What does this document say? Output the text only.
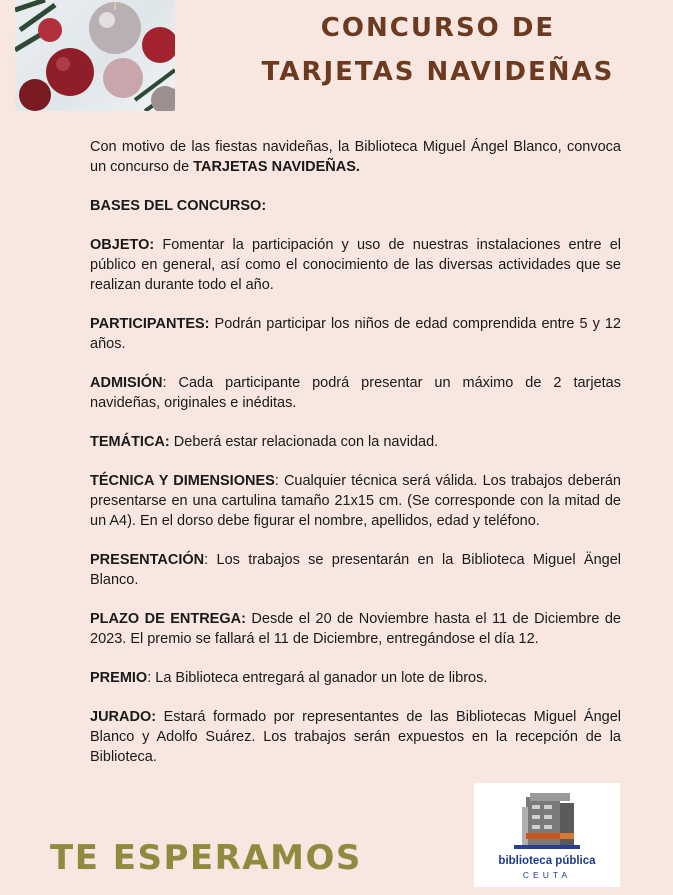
CONCURSO DE
TARJETAS NAVIDEÑAS

Con motivo de las fiestas navideñas, la Biblioteca Miguel Ángel Blanco, convoca un concurso de TARJETAS NAVIDEÑAS.

BASES DEL CONCURSO:

OBJETO: Fomentar la participación y uso de nuestras instalaciones entre el público en general, así como el conocimiento de las diversas actividades que se realizan durante todo el año.

PARTICIPANTES: Podrán participar los niños de edad comprendida entre 5 y 12 años.

ADMISIÓN: Cada participante podrá presentar un máximo de 2 tarjetas navideñas, originales e inéditas.

TEMÁTICA: Deberá estar relacionada con la navidad.

TÉCNICA Y DIMENSIONES: Cualquier técnica será válida. Los trabajos deberán presentarse en una cartulina tamaño 21x15 cm. (Se corresponde con la mitad de un A4). En el dorso debe figurar el nombre, apellidos, edad y teléfono.

PRESENTACIÓN: Los trabajos se presentarán en la Biblioteca Miguel Ängel Blanco.

PLAZO DE ENTREGA: Desde el 20 de Noviembre hasta el 11 de Diciembre de 2023. El premio se fallará el 11 de Diciembre, entregándose el día 12.

PREMIO: La Biblioteca entregará al ganador un lote de libros.

JURADO: Estará formado por representantes de las Bibliotecas Miguel Ángel Blanco y Adolfo Suárez. Los trabajos serán expuestos en la recepción de la Biblioteca.

TE ESPERAMOS	biblioteca pública
CEUTA
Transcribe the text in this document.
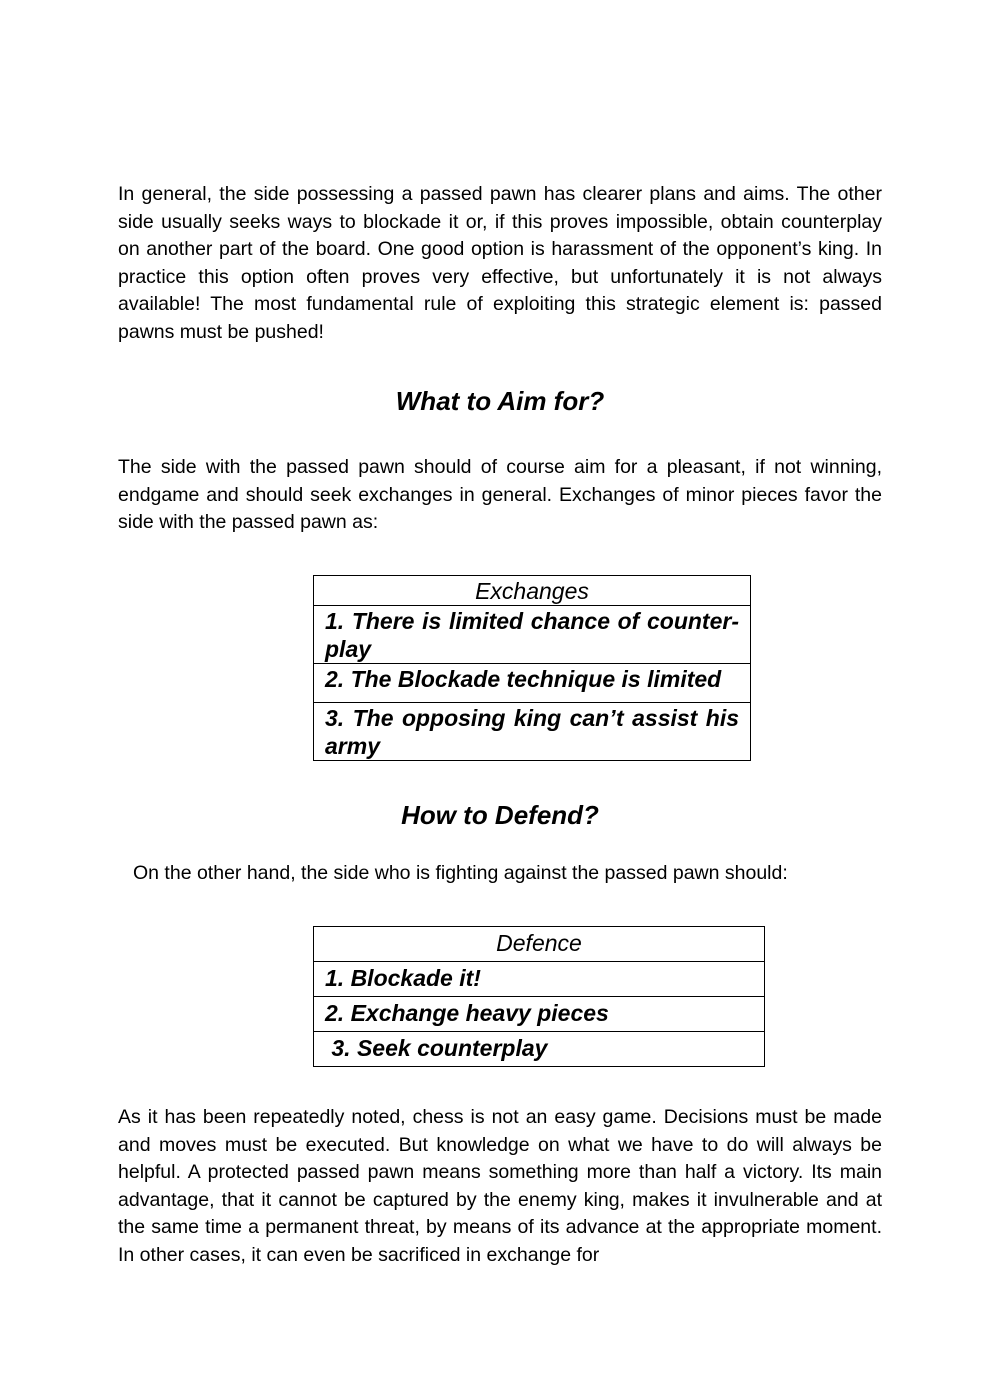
In general, the side possessing a passed pawn has clearer plans and aims. The other side usually seeks ways to blockade it or, if this proves impossible, obtain counterplay on another part of the board. One good option is harassment of the opponent’s king. In practice this option often proves very effective, but unfortunately it is not always available! The most fundamental rule of exploiting this strategic element is: passed pawns must be pushed!

What to Aim for?

The side with the passed pawn should of course aim for a pleasant, if not winning, endgame and should seek exchanges in general. Exchanges of minor pieces favor the side with the passed pawn as:

Exchanges
1. There is limited chance of counter-play
2. The Blockade technique is limited
3. The opposing king can’t assist his army
How to Defend?

On the other hand, the side who is fighting against the passed pawn should:

Defence
1. Blockade it!
2. Exchange heavy pieces
3. Seek counterplay

As it has been repeatedly noted, chess is not an easy game. Decisions must be made and moves must be executed. But knowledge on what we have to do will always be helpful. A protected passed pawn means something more than half a victory. Its main advantage, that it cannot be captured by the enemy king, makes it invulnerable and at the same time a permanent threat, by means of its advance at the appropriate moment. In other cases, it can even be sacrificed in exchange for
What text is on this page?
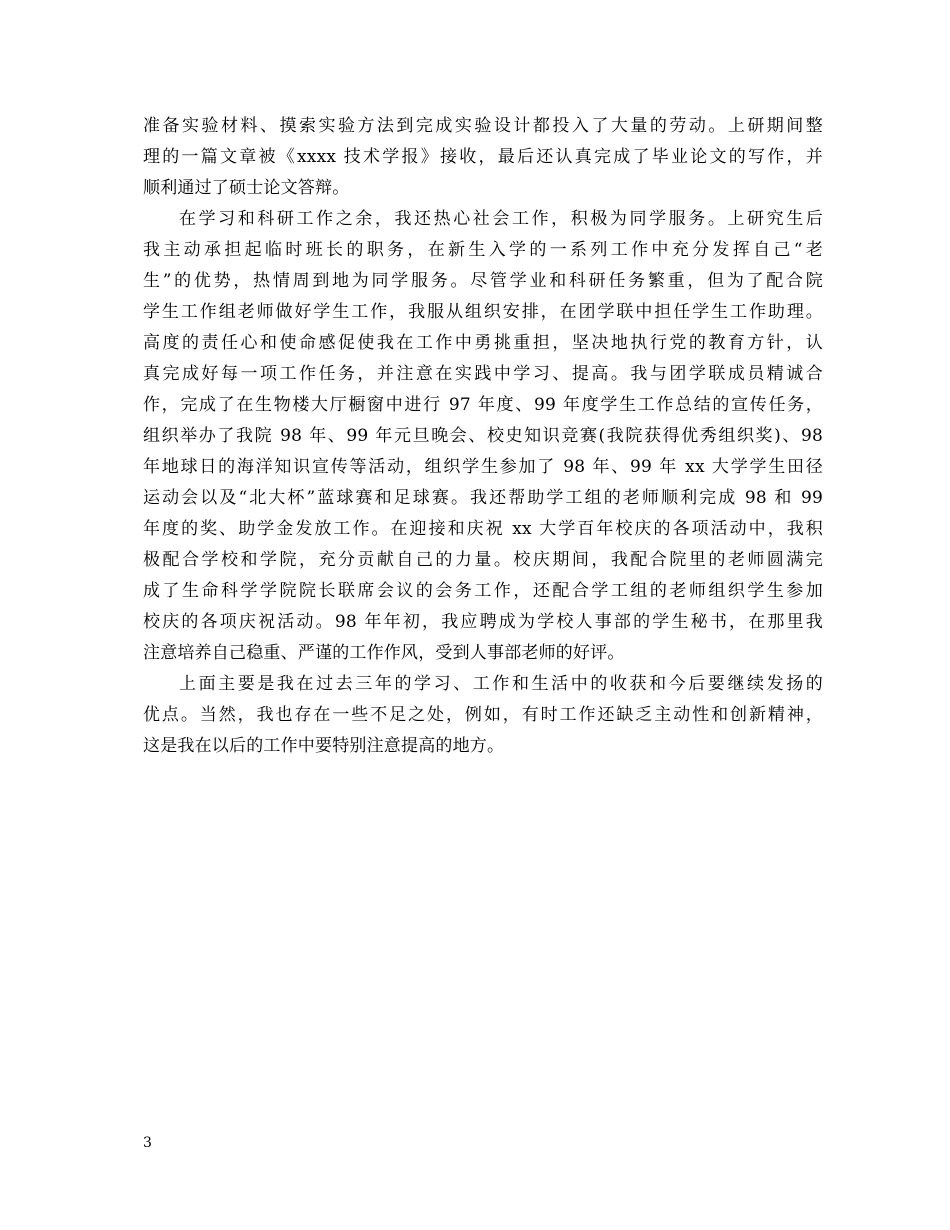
准备实验材料、摸索实验方法到完成实验设计都投入了大量的劳动。上研期间整
理的一篇文章被《xxxx 技术学报》接收，最后还认真完成了毕业论文的写作，并
顺利通过了硕士论文答辩。
在学习和科研工作之余，我还热心社会工作，积极为同学服务。上研究生后
我主动承担起临时班长的职务，在新生入学的一系列工作中充分发挥自己“老
生”的优势，热情周到地为同学服务。尽管学业和科研任务繁重，但为了配合院
学生工作组老师做好学生工作，我服从组织安排，在团学联中担任学生工作助理。
高度的责任心和使命感促使我在工作中勇挑重担，坚决地执行党的教育方针，认
真完成好每一项工作任务，并注意在实践中学习、提高。我与团学联成员精诚合
作，完成了在生物楼大厅橱窗中进行 97 年度、99 年度学生工作总结的宣传任务，
组织举办了我院 98 年、99 年元旦晚会、校史知识竞赛(我院获得优秀组织奖)、98
年地球日的海洋知识宣传等活动，组织学生参加了 98 年、99 年 xx 大学学生田径
运动会以及“北大杯”蓝球赛和足球赛。我还帮助学工组的老师顺利完成 98 和 99
年度的奖、助学金发放工作。在迎接和庆祝 xx 大学百年校庆的各项活动中，我积
极配合学校和学院，充分贡献自己的力量。校庆期间，我配合院里的老师圆满完
成了生命科学学院院长联席会议的会务工作，还配合学工组的老师组织学生参加
校庆的各项庆祝活动。98 年年初，我应聘成为学校人事部的学生秘书，在那里我
注意培养自己稳重、严谨的工作作风，受到人事部老师的好评。
上面主要是我在过去三年的学习、工作和生活中的收获和今后要继续发扬的
优点。当然，我也存在一些不足之处，例如，有时工作还缺乏主动性和创新精神，
这是我在以后的工作中要特别注意提高的地方。
3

======

Write out every record above exactly as it stands, but leave out the pictures.

What does this document say? Output the text only.
CONCURSO DE
TARJETAS NAVIDEÑAS

Con motivo de las fiestas navideñas, la Biblioteca Miguel Ángel Blanco, convoca un concurso de TARJETAS NAVIDEÑAS.

BASES DEL CONCURSO:

OBJETO: Fomentar la participación y uso de nuestras instalaciones entre el público en general, así como el conocimiento de las diversas actividades que se realizan durante todo el año.

PARTICIPANTES: Podrán participar los niños de edad comprendida entre 5 y 12 años.

ADMISIÓN: Cada participante podrá presentar un máximo de 2 tarjetas navideñas, originales e inéditas.

TEMÁTICA: Deberá estar relacionada con la navidad.

TÉCNICA Y DIMENSIONES: Cualquier técnica será válida. Los trabajos deberán presentarse en una cartulina tamaño 21x15 cm. (Se corresponde con la mitad de un A4). En el dorso debe figurar el nombre, apellidos, edad y teléfono.

PRESENTACIÓN: Los trabajos se presentarán en la Biblioteca Miguel Ängel Blanco.

PLAZO DE ENTREGA: Desde el 20 de Noviembre hasta el 11 de Diciembre de 2023. El premio se fallará el 11 de Diciembre, entregándose el día 12.

PREMIO: La Biblioteca entregará al ganador un lote de libros.

JURADO: Estará formado por representantes de las Bibliotecas Miguel Ángel Blanco y Adolfo Suárez. Los trabajos serán expuestos en la recepción de la Biblioteca.

TE ESPERAMOS	biblioteca pública
CEUTA
Transcribe the text in this document.
In general, the side possessing a passed pawn has clearer plans and aims. The other side usually seeks ways to blockade it or, if this proves impossible, obtain counterplay on another part of the board. One good option is harassment of the opponent’s king. In practice this option often proves very effective, but unfortunately it is not always available! The most fundamental rule of exploiting this strategic element is: passed pawns must be pushed!

What to Aim for?

The side with the passed pawn should of course aim for a pleasant, if not winning, endgame and should seek exchanges in general. Exchanges of minor pieces favor the side with the passed pawn as:

Exchanges
1. There is limited chance of counter-play
2. The Blockade technique is limited
3. The opposing king can’t assist his army
How to Defend?

On the other hand, the side who is fighting against the passed pawn should:

Defence
1. Blockade it!
2. Exchange heavy pieces
3. Seek counterplay

As it has been repeatedly noted, chess is not an easy game. Decisions must be made and moves must be executed. But knowledge on what we have to do will always be helpful. A protected passed pawn means something more than half a victory. Its main advantage, that it cannot be captured by the enemy king, makes it invulnerable and at the same time a permanent threat, by means of its advance at the appropriate moment. In other cases, it can even be sacrificed in exchange for
What text is on this page?
准备实验材料、摸索实验方法到完成实验设计都投入了大量的劳动。上研期间整
理的一篇文章被《xxxx 技术学报》接收，最后还认真完成了毕业论文的写作，并
顺利通过了硕士论文答辩。
在学习和科研工作之余，我还热心社会工作，积极为同学服务。上研究生后
我主动承担起临时班长的职务，在新生入学的一系列工作中充分发挥自己“老
生”的优势，热情周到地为同学服务。尽管学业和科研任务繁重，但为了配合院
学生工作组老师做好学生工作，我服从组织安排，在团学联中担任学生工作助理。
高度的责任心和使命感促使我在工作中勇挑重担，坚决地执行党的教育方针，认
真完成好每一项工作任务，并注意在实践中学习、提高。我与团学联成员精诚合
作，完成了在生物楼大厅橱窗中进行 97 年度、99 年度学生工作总结的宣传任务，
组织举办了我院 98 年、99 年元旦晚会、校史知识竞赛(我院获得优秀组织奖)、98
年地球日的海洋知识宣传等活动，组织学生参加了 98 年、99 年 xx 大学学生田径
运动会以及“北大杯”蓝球赛和足球赛。我还帮助学工组的老师顺利完成 98 和 99
年度的奖、助学金发放工作。在迎接和庆祝 xx 大学百年校庆的各项活动中，我积
极配合学校和学院，充分贡献自己的力量。校庆期间，我配合院里的老师圆满完
成了生命科学学院院长联席会议的会务工作，还配合学工组的老师组织学生参加
校庆的各项庆祝活动。98 年年初，我应聘成为学校人事部的学生秘书，在那里我
注意培养自己稳重、严谨的工作作风，受到人事部老师的好评。
上面主要是我在过去三年的学习、工作和生活中的收获和今后要继续发扬的
优点。当然，我也存在一些不足之处，例如，有时工作还缺乏主动性和创新精神，
这是我在以后的工作中要特别注意提高的地方。
3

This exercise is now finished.